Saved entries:
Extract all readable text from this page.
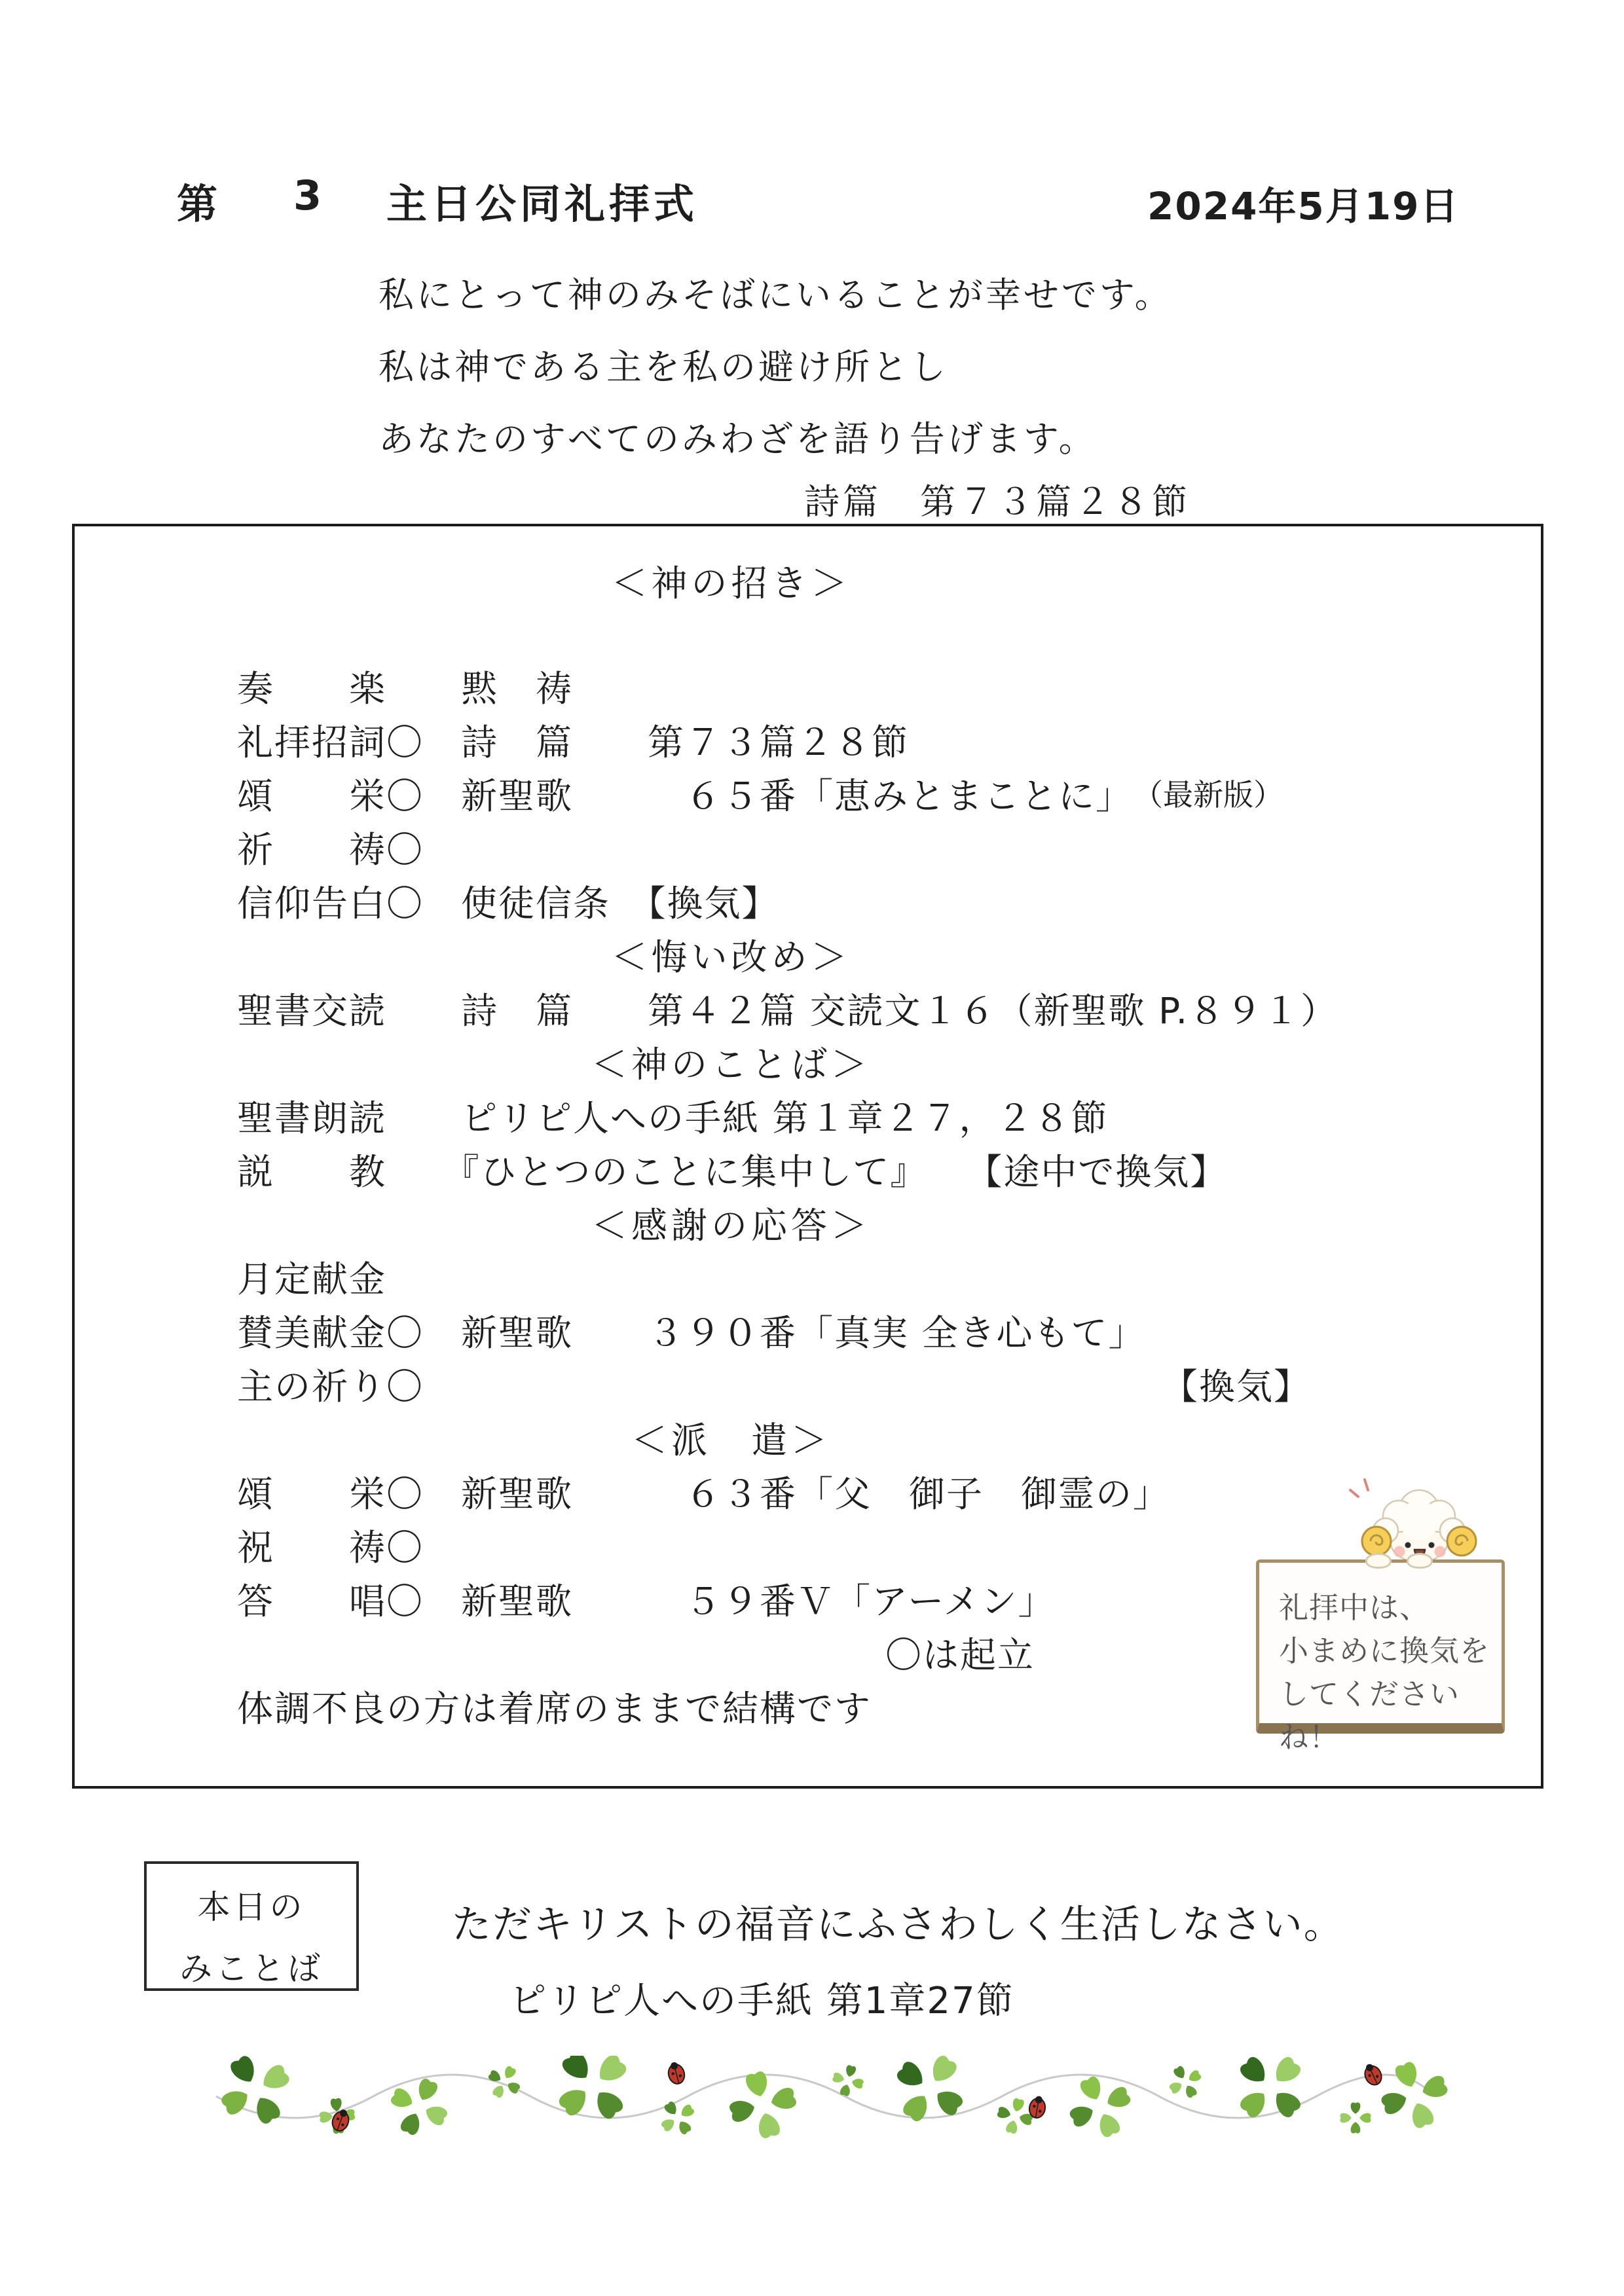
第 3 主日公同礼拝式	2024年5月19日
私にとって神のみそばにいることが幸せです。
私は神である主を私の避け所とし
あなたのすべてのみわざを語り告げます。
詩篇　第７３篇２８節
＜神の招き＞
奏　　楽　　黙　祷
礼拝招詞〇　詩　篇　　第７３篇２８節
頌　　栄〇　新聖歌　　　６５番「恵みとまことに」 （最新版）
祈　　祷〇
信仰告白〇　使徒信条　【換気】
＜悔い改め＞
聖書交読　　詩　篇　　第４２篇 交読文１６（新聖歌 P.８９１）
＜神のことば＞
聖書朗読　　ピリピ人への手紙 第１章２７，２８節
説　　教　　『ひとつのことに集中して』　　【途中で換気】
＜感謝の応答＞
月定献金
賛美献金〇　新聖歌　　３９０番「真実 全き心もて」
主の祈り〇	【換気】
＜派　遣＞
頌　　栄〇　新聖歌　　　６３番「父　御子　御霊の」
祝　　祷〇
答　　唱〇　新聖歌　　　５９番Ｖ「アーメン」
〇は起立
体調不良の方は着席のままで結構です
礼拝中は、
小まめに換気を
してくださいね！
本日の
みことば
ただキリストの福音にふさわしく生活しなさい。
ピリピ人への手紙 第1章27節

● **WHAT TO WORK ON**:
Review the preceding data and report every line that includes the string "ピリピ人への手紙".

● **WRITTEN ANSWER**:
聖書朗読　　ピリピ人への手紙 第１章２７，２８節
ピリピ人への手紙 第1章27節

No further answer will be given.